# START OF EXTRACTED INFORMATION

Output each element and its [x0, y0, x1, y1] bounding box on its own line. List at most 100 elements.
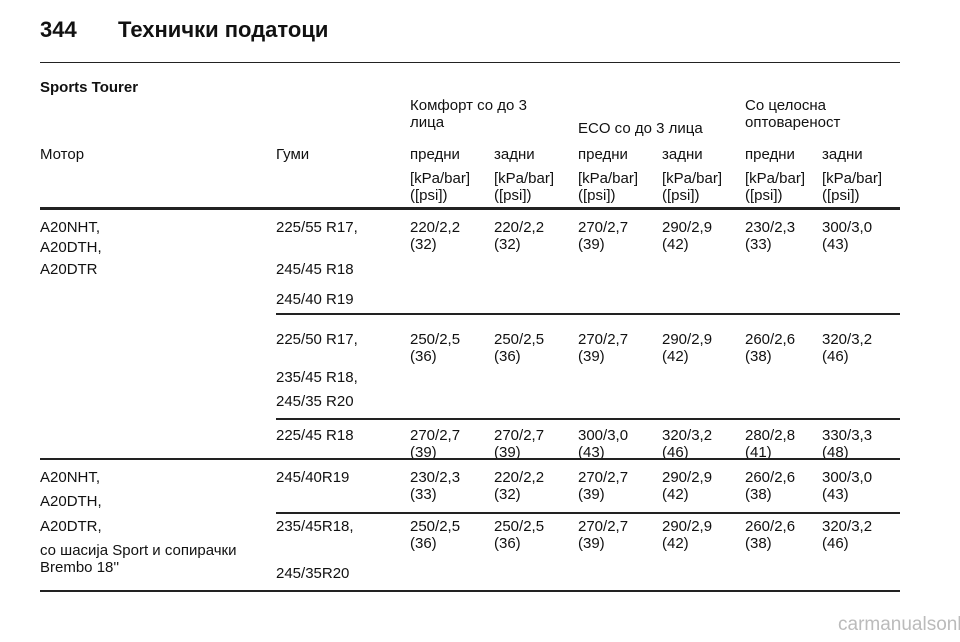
- pressure-kpa-bar: 270/2,7: [410, 427, 461, 444]
- pressure-psi: (41): [745, 444, 772, 461]
- watermark: carmanualsonline.info: [838, 614, 960, 635]
- page-title: Технички податоци: [118, 17, 329, 42]
- table-rule: [276, 418, 900, 420]
- pressure-psi: (46): [662, 444, 689, 461]
- pressure-kpa-bar: 220/2,2: [494, 219, 545, 236]
- unit-header: [kPa/bar] ([psi]): [494, 170, 555, 204]
- pressure-kpa-bar: 250/2,5: [410, 331, 461, 348]
- pressure-psi: (39): [494, 444, 521, 461]
- pressure-psi: (42): [662, 348, 689, 365]
- tire-size: 245/35R20: [276, 565, 350, 582]
- group-header: Со целосна оптовареност: [745, 97, 841, 131]
- pressure-psi: (39): [578, 486, 605, 503]
- pressure-psi: (32): [494, 486, 521, 503]
- column-header: задни: [822, 146, 863, 163]
- column-header: предни: [745, 146, 795, 163]
- table-rule: [276, 512, 900, 514]
- pressure-psi: (32): [410, 236, 437, 253]
- pressure-psi: (39): [578, 348, 605, 365]
- pressure-kpa-bar: 250/2,5: [494, 331, 545, 348]
- column-header: задни: [494, 146, 535, 163]
- pressure-psi: (42): [662, 486, 689, 503]
- column-header: предни: [410, 146, 460, 163]
- pressure-psi: (39): [578, 535, 605, 552]
- tire-size: 235/45R18,: [276, 518, 354, 535]
- pressure-psi: (38): [745, 486, 772, 503]
- pressure-psi: (43): [578, 444, 605, 461]
- pressure-kpa-bar: 280/2,8: [745, 427, 796, 444]
- unit-header: [kPa/bar] ([psi]): [578, 170, 639, 204]
- pressure-kpa-bar: 270/2,7: [578, 331, 629, 348]
- pressure-psi: (36): [494, 535, 521, 552]
- column-header: Мотор: [40, 146, 85, 163]
- pressure-psi: (38): [745, 348, 772, 365]
- pressure-kpa-bar: 290/2,9: [662, 331, 713, 348]
- pressure-psi: (46): [822, 535, 849, 552]
- column-header: задни: [662, 146, 703, 163]
- pressure-kpa-bar: 290/2,9: [662, 219, 713, 236]
- pressure-kpa-bar: 300/3,0: [822, 219, 873, 236]
- engine: A20DTH,: [40, 493, 102, 510]
- pressure-psi: (43): [822, 236, 849, 253]
- pressure-kpa-bar: 230/2,3: [745, 219, 796, 236]
- pressure-kpa-bar: 230/2,3: [410, 469, 461, 486]
- group-header: ECO со до 3 лица: [578, 120, 703, 137]
- unit-header: [kPa/bar] ([psi]): [410, 170, 471, 204]
- pressure-kpa-bar: 300/3,0: [822, 469, 873, 486]
- tire-size: 225/55 R17,: [276, 219, 358, 236]
- group-header: Комфорт со до 3 лица: [410, 97, 527, 131]
- tire-size: 225/45 R18: [276, 427, 354, 444]
- pressure-kpa-bar: 320/3,2: [822, 331, 873, 348]
- table-rule: [40, 458, 900, 460]
- table-rule: [40, 207, 900, 210]
- pressure-kpa-bar: 250/2,5: [494, 518, 545, 535]
- table-rule: [40, 590, 900, 592]
- pressure-psi: (42): [662, 236, 689, 253]
- tire-size: 245/35 R20: [276, 393, 354, 410]
- engine: со шасија Sport и сопирачки Brembo 18'': [40, 542, 237, 576]
- pressure-psi: (33): [745, 236, 772, 253]
- header-rule: [40, 62, 900, 63]
- pressure-kpa-bar: 260/2,6: [745, 469, 796, 486]
- page-number: 344: [40, 17, 77, 42]
- unit-header: [kPa/bar] ([psi]): [745, 170, 806, 204]
- pressure-kpa-bar: 220/2,2: [410, 219, 461, 236]
- pressure-psi: (36): [410, 535, 437, 552]
- pressure-psi: (43): [822, 486, 849, 503]
- pressure-kpa-bar: 290/2,9: [662, 518, 713, 535]
- tire-size: 245/40 R19: [276, 291, 354, 308]
- section-title: Sports Tourer: [40, 79, 139, 96]
- pressure-kpa-bar: 260/2,6: [745, 331, 796, 348]
- pressure-psi: (39): [410, 444, 437, 461]
- pressure-psi: (46): [822, 348, 849, 365]
- engine: A20DTR: [40, 261, 98, 278]
- pressure-psi: (38): [745, 535, 772, 552]
- pressure-psi: (42): [662, 535, 689, 552]
- tire-size: 245/45 R18: [276, 261, 354, 278]
- pressure-kpa-bar: 300/3,0: [578, 427, 629, 444]
- tire-size: 245/40R19: [276, 469, 350, 486]
- pressure-kpa-bar: 320/3,2: [662, 427, 713, 444]
- pressure-kpa-bar: 320/3,2: [822, 518, 873, 535]
- pressure-kpa-bar: 270/2,7: [578, 469, 629, 486]
- engine: A20NHT,: [40, 469, 101, 486]
- pressure-psi: (48): [822, 444, 849, 461]
- pressure-psi: (33): [410, 486, 437, 503]
- tire-size: 235/45 R18,: [276, 369, 358, 386]
- column-header: Гуми: [276, 146, 310, 163]
- pressure-psi: (32): [494, 236, 521, 253]
- pressure-kpa-bar: 330/3,3: [822, 427, 873, 444]
- pressure-kpa-bar: 260/2,6: [745, 518, 796, 535]
- engine: A20NHT,: [40, 219, 101, 236]
- pressure-kpa-bar: 270/2,7: [578, 219, 629, 236]
- table-rule: [276, 313, 900, 315]
- pressure-kpa-bar: 270/2,7: [494, 427, 545, 444]
- tire-size: 225/50 R17,: [276, 331, 358, 348]
- pressure-kpa-bar: 250/2,5: [410, 518, 461, 535]
- pressure-psi: (36): [494, 348, 521, 365]
- unit-header: [kPa/bar] ([psi]): [662, 170, 723, 204]
- pressure-kpa-bar: 290/2,9: [662, 469, 713, 486]
- pressure-psi: (36): [410, 348, 437, 365]
- pressure-kpa-bar: 220/2,2: [494, 469, 545, 486]
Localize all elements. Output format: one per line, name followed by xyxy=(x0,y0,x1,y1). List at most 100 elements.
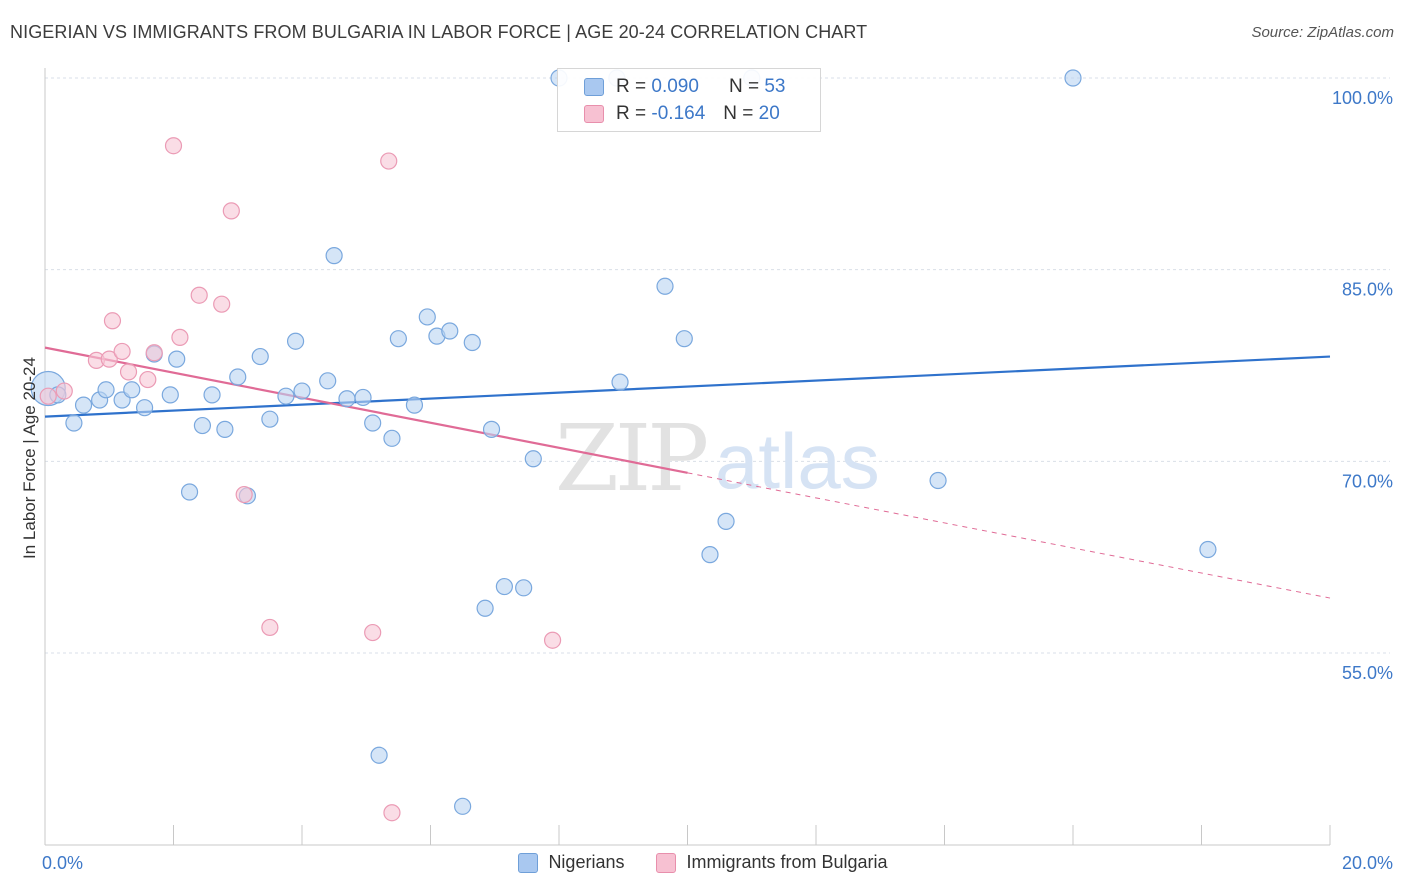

# END OF EXTRACTED INFORMATION

PROBLEM REQUIREMENTS: Can you repeat all the items above, substituting "objects" for each occurrence of "elements" and changing nothing else? Leave the pictures out.

SOLUTION TO THIS PROBLEM:
Output each element and its [x0, y0, x1, y1] bounding box on its own line. List at most 100 objects.
- pressure-kpa-bar: 270/2,7: [410, 427, 461, 444]
- pressure-psi: (41): [745, 444, 772, 461]
- watermark: carmanualsonline.info: [838, 614, 960, 635]
- page-title: Технички податоци: [118, 17, 329, 42]
- table-rule: [276, 418, 900, 420]
- pressure-psi: (46): [662, 444, 689, 461]
- pressure-kpa-bar: 220/2,2: [494, 219, 545, 236]
- unit-header: [kPa/bar] ([psi]): [494, 170, 555, 204]
- pressure-kpa-bar: 250/2,5: [410, 331, 461, 348]
- pressure-psi: (39): [494, 444, 521, 461]
- pressure-psi: (42): [662, 348, 689, 365]
- tire-size: 245/35R20: [276, 565, 350, 582]
- group-header: Со целосна оптовареност: [745, 97, 841, 131]
- pressure-psi: (39): [578, 486, 605, 503]
- pressure-psi: (32): [494, 486, 521, 503]
- column-header: задни: [822, 146, 863, 163]
- column-header: предни: [745, 146, 795, 163]
- table-rule: [276, 512, 900, 514]
- pressure-psi: (32): [410, 236, 437, 253]
- pressure-psi: (39): [578, 348, 605, 365]
- pressure-kpa-bar: 250/2,5: [494, 331, 545, 348]
- column-header: задни: [494, 146, 535, 163]
- pressure-psi: (42): [662, 486, 689, 503]
- column-header: предни: [410, 146, 460, 163]
- pressure-psi: (39): [578, 535, 605, 552]
- tire-size: 235/45R18,: [276, 518, 354, 535]
- pressure-psi: (38): [745, 486, 772, 503]
- pressure-psi: (43): [578, 444, 605, 461]
- pressure-kpa-bar: 280/2,8: [745, 427, 796, 444]
- unit-header: [kPa/bar] ([psi]): [578, 170, 639, 204]
- pressure-kpa-bar: 270/2,7: [578, 331, 629, 348]
- pressure-psi: (36): [494, 535, 521, 552]
- column-header: Мотор: [40, 146, 85, 163]
- pressure-psi: (38): [745, 348, 772, 365]
- pressure-kpa-bar: 290/2,9: [662, 331, 713, 348]
- pressure-psi: (46): [822, 535, 849, 552]
- column-header: задни: [662, 146, 703, 163]
- pressure-kpa-bar: 290/2,9: [662, 219, 713, 236]
- pressure-kpa-bar: 300/3,0: [822, 219, 873, 236]
- engine: A20DTH,: [40, 493, 102, 510]
- pressure-psi: (43): [822, 236, 849, 253]
- pressure-kpa-bar: 230/2,3: [745, 219, 796, 236]
- pressure-kpa-bar: 230/2,3: [410, 469, 461, 486]
- group-header: ECO со до 3 лица: [578, 120, 703, 137]
- unit-header: [kPa/bar] ([psi]): [410, 170, 471, 204]
- pressure-kpa-bar: 300/3,0: [822, 469, 873, 486]
- tire-size: 225/55 R17,: [276, 219, 358, 236]
- group-header: Комфорт со до 3 лица: [410, 97, 527, 131]
- tire-size: 225/45 R18: [276, 427, 354, 444]
- pressure-kpa-bar: 320/3,2: [822, 331, 873, 348]
- table-rule: [40, 458, 900, 460]
- table-rule: [40, 207, 900, 210]
- pressure-kpa-bar: 250/2,5: [494, 518, 545, 535]
- table-rule: [40, 590, 900, 592]
- pressure-psi: (42): [662, 236, 689, 253]
- tire-size: 245/35 R20: [276, 393, 354, 410]
- engine: со шасија Sport и сопирачки Brembo 18'': [40, 542, 237, 576]
- pressure-psi: (33): [745, 236, 772, 253]
- header-rule: [40, 62, 900, 63]
- pressure-kpa-bar: 260/2,6: [745, 469, 796, 486]
- page-number: 344: [40, 17, 77, 42]
- unit-header: [kPa/bar] ([psi]): [745, 170, 806, 204]
- pressure-kpa-bar: 220/2,2: [410, 219, 461, 236]
- pressure-psi: (36): [410, 535, 437, 552]
- pressure-psi: (43): [822, 486, 849, 503]
- pressure-kpa-bar: 290/2,9: [662, 518, 713, 535]
- tire-size: 245/40 R19: [276, 291, 354, 308]
- section-title: Sports Tourer: [40, 79, 139, 96]
- pressure-kpa-bar: 260/2,6: [745, 331, 796, 348]
- pressure-psi: (39): [410, 444, 437, 461]
- pressure-psi: (46): [822, 348, 849, 365]
- engine: A20DTR: [40, 261, 98, 278]
- pressure-psi: (38): [745, 535, 772, 552]
- pressure-psi: (42): [662, 535, 689, 552]
- tire-size: 245/45 R18: [276, 261, 354, 278]
- pressure-kpa-bar: 300/3,0: [578, 427, 629, 444]
- tire-size: 245/40R19: [276, 469, 350, 486]
- pressure-kpa-bar: 320/3,2: [662, 427, 713, 444]
- pressure-kpa-bar: 320/3,2: [822, 518, 873, 535]
- pressure-kpa-bar: 270/2,7: [578, 469, 629, 486]
- engine: A20NHT,: [40, 469, 101, 486]
- pressure-psi: (48): [822, 444, 849, 461]
- pressure-psi: (33): [410, 486, 437, 503]
- tire-size: 235/45 R18,: [276, 369, 358, 386]
- column-header: Гуми: [276, 146, 310, 163]
- pressure-psi: (32): [494, 236, 521, 253]
- pressure-kpa-bar: 330/3,3: [822, 427, 873, 444]
- pressure-kpa-bar: 260/2,6: [745, 518, 796, 535]
- engine: A20NHT,: [40, 219, 101, 236]
- pressure-kpa-bar: 270/2,7: [578, 219, 629, 236]
- table-rule: [276, 313, 900, 315]
- pressure-kpa-bar: 270/2,7: [494, 427, 545, 444]
- tire-size: 225/50 R17,: [276, 331, 358, 348]
- pressure-kpa-bar: 250/2,5: [410, 518, 461, 535]
- pressure-psi: (36): [494, 348, 521, 365]
- unit-header: [kPa/bar] ([psi]): [662, 170, 723, 204]
- pressure-kpa-bar: 290/2,9: [662, 469, 713, 486]
- pressure-psi: (36): [410, 348, 437, 365]
- pressure-kpa-bar: 220/2,2: [494, 469, 545, 486]
Localize all objects. Output format: one per line, name followed by xyxy=(x0,y0,x1,y1). List at most 100 objects.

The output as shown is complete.